── Extracted material
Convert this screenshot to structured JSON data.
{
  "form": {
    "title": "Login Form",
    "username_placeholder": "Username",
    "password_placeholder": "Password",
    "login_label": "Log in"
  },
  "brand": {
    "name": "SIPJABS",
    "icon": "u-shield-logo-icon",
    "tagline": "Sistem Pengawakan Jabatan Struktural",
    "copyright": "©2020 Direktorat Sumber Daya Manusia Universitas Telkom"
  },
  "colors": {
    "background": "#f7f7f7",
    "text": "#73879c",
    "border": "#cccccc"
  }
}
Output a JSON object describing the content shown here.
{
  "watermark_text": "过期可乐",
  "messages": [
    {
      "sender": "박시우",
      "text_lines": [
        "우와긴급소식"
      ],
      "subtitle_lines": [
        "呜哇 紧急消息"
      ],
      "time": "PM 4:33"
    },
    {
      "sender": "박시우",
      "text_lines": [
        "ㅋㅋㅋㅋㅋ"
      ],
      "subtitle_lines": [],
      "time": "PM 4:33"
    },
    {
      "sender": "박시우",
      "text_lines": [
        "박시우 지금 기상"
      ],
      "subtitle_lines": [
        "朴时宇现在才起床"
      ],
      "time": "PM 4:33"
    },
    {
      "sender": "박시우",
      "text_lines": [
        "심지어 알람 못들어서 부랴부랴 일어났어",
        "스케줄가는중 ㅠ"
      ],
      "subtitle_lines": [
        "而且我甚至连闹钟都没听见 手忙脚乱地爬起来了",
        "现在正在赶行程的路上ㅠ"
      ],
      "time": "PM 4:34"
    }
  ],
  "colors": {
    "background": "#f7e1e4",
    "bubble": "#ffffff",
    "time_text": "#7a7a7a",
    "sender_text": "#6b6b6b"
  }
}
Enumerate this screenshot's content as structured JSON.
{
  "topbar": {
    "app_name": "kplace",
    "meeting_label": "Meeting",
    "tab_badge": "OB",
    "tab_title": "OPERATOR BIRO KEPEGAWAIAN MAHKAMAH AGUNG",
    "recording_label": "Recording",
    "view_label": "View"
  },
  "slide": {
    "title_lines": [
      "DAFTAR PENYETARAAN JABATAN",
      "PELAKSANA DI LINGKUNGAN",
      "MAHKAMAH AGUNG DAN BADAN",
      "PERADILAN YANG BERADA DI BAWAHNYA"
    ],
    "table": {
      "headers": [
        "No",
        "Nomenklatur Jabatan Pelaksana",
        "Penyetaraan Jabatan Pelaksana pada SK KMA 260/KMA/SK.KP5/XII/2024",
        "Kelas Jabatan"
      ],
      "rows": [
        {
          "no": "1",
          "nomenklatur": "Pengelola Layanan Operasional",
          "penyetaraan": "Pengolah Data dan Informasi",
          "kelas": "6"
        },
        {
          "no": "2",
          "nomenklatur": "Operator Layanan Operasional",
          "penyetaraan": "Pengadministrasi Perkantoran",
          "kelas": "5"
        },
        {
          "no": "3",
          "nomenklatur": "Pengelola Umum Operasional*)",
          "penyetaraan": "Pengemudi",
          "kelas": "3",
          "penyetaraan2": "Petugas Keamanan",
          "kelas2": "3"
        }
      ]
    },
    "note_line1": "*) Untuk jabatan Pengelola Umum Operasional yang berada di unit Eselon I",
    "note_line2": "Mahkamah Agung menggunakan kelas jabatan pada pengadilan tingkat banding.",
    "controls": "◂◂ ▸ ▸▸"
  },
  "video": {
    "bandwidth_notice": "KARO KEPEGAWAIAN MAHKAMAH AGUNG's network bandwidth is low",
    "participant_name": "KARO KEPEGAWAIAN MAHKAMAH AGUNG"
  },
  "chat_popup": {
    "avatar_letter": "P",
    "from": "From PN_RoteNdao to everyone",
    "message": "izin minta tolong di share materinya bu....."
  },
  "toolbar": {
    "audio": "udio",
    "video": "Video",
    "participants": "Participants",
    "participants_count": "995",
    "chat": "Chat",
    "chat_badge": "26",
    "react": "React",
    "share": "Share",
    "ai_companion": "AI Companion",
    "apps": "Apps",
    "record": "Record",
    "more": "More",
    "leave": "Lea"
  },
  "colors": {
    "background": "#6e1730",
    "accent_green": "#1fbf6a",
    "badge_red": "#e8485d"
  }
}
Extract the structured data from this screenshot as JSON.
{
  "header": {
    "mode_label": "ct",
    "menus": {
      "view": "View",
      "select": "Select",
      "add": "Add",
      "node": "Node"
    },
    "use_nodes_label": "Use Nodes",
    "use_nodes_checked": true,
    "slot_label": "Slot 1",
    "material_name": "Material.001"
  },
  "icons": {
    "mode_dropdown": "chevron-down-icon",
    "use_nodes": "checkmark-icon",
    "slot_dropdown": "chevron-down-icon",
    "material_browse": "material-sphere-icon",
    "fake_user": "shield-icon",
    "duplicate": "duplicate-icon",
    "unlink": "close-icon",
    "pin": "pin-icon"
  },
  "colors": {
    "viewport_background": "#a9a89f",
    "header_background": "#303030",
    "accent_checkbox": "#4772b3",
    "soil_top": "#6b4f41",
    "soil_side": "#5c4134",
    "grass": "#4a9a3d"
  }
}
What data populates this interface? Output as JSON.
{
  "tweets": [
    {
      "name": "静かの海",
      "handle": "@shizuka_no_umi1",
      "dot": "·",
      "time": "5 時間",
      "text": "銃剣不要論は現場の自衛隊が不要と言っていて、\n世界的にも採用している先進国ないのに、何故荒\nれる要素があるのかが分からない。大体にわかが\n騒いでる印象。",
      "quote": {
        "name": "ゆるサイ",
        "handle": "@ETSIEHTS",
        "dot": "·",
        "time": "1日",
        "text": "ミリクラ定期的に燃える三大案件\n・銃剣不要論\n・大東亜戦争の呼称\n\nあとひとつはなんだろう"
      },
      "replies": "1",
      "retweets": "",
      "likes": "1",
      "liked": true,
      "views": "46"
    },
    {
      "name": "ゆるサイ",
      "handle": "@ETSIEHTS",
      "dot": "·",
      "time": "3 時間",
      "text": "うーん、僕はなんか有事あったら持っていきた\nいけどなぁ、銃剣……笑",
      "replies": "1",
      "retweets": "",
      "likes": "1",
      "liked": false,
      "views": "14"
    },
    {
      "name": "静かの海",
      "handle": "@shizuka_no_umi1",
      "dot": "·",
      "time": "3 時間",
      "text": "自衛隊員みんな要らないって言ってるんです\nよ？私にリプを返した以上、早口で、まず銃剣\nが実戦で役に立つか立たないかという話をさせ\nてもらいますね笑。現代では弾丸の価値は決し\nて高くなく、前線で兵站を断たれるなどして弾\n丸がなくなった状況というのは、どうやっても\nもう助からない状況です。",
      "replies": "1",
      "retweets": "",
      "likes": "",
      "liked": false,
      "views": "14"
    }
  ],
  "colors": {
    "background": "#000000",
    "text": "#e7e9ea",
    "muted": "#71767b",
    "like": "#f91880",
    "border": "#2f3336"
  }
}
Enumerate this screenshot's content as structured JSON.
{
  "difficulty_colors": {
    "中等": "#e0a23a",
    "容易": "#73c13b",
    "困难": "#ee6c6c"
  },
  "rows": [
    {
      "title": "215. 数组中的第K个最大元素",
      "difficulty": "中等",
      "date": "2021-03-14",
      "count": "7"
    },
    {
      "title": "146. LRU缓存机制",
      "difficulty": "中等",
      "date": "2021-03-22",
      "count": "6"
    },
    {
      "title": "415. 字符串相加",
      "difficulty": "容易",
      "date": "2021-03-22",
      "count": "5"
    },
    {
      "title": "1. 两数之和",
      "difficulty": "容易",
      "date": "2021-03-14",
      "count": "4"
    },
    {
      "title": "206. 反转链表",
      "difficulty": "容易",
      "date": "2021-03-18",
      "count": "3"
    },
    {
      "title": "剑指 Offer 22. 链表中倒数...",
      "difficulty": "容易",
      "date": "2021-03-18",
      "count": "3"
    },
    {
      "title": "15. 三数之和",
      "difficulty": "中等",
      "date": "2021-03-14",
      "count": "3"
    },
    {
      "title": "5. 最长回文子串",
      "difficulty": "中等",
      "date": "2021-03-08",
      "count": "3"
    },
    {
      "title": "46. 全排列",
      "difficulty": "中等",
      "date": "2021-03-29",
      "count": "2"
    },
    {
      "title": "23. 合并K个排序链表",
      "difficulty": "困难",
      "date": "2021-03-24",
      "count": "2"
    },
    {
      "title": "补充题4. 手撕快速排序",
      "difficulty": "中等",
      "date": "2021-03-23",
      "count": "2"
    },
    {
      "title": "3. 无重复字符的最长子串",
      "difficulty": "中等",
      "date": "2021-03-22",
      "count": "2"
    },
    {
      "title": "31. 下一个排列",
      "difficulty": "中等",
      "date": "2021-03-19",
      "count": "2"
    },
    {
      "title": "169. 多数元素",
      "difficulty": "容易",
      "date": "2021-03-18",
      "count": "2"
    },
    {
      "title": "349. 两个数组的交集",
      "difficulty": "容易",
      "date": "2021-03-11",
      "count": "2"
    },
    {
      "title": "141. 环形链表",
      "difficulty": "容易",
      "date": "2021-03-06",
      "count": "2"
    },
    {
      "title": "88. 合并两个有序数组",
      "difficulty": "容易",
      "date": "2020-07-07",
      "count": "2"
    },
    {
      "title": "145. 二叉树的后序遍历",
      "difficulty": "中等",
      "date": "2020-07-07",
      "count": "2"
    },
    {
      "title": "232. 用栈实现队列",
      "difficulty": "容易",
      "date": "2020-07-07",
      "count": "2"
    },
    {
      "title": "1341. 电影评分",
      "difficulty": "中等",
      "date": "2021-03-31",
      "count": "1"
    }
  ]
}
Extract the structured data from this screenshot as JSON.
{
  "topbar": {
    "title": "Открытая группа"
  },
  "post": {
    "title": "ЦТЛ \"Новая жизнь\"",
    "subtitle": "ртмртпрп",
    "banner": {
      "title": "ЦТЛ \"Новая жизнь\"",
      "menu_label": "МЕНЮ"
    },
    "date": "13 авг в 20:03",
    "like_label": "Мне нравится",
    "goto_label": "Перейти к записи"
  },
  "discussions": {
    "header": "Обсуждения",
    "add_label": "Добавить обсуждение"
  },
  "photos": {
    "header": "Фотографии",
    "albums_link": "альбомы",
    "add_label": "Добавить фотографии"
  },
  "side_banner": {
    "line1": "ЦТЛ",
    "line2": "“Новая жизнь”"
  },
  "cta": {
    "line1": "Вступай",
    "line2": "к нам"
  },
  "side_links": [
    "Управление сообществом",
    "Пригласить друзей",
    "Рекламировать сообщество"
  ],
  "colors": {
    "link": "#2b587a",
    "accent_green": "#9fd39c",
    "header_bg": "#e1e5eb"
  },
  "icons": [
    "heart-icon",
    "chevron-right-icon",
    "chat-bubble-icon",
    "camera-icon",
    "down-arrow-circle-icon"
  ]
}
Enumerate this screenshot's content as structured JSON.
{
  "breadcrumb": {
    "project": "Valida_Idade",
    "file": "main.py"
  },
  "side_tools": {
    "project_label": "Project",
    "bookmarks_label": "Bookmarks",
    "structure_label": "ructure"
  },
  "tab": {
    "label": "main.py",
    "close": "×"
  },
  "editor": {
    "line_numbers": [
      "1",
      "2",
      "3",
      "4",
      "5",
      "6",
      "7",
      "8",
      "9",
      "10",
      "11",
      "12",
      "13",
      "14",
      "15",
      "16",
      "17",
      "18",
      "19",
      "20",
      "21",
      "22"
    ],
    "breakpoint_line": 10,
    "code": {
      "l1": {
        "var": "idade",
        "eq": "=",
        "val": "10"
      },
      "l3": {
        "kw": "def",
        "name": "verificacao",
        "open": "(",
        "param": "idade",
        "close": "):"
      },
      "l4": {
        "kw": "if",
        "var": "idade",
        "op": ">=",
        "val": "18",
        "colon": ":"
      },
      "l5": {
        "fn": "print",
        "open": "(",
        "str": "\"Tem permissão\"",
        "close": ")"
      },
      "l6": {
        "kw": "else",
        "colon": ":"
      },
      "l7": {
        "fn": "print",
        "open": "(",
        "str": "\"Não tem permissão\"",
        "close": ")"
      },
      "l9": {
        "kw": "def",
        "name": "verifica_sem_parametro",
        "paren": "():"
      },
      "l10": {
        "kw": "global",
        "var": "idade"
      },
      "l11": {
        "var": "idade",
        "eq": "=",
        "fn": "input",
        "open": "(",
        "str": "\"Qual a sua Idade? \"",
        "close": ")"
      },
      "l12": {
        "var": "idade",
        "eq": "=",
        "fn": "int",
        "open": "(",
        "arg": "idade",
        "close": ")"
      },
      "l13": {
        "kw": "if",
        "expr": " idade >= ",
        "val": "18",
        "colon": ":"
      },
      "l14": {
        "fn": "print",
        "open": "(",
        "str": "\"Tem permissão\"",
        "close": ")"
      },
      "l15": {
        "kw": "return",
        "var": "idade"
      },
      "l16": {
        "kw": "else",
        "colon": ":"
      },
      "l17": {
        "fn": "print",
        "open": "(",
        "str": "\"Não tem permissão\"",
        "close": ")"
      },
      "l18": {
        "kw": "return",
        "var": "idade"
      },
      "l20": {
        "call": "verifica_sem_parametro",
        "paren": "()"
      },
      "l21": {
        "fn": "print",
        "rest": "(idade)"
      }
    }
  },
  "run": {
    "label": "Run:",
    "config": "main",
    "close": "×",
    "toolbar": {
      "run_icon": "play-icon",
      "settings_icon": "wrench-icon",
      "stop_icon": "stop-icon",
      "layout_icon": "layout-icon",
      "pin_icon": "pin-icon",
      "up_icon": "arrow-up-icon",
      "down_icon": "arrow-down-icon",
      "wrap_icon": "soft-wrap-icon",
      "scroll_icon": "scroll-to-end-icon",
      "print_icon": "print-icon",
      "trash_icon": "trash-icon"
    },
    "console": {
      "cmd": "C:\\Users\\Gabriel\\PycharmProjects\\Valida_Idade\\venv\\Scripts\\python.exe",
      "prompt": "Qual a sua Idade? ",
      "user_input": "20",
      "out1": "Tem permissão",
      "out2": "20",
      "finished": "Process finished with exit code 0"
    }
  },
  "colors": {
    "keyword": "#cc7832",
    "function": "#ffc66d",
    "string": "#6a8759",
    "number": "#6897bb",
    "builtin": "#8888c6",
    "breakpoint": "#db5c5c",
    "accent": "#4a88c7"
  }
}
────
**What the task requires**
Filter the records above for lines containing the word "main", and copy those lines.

**Expected answer**
    "file": "main.py"
    "label": "main.py",
    "config": "main",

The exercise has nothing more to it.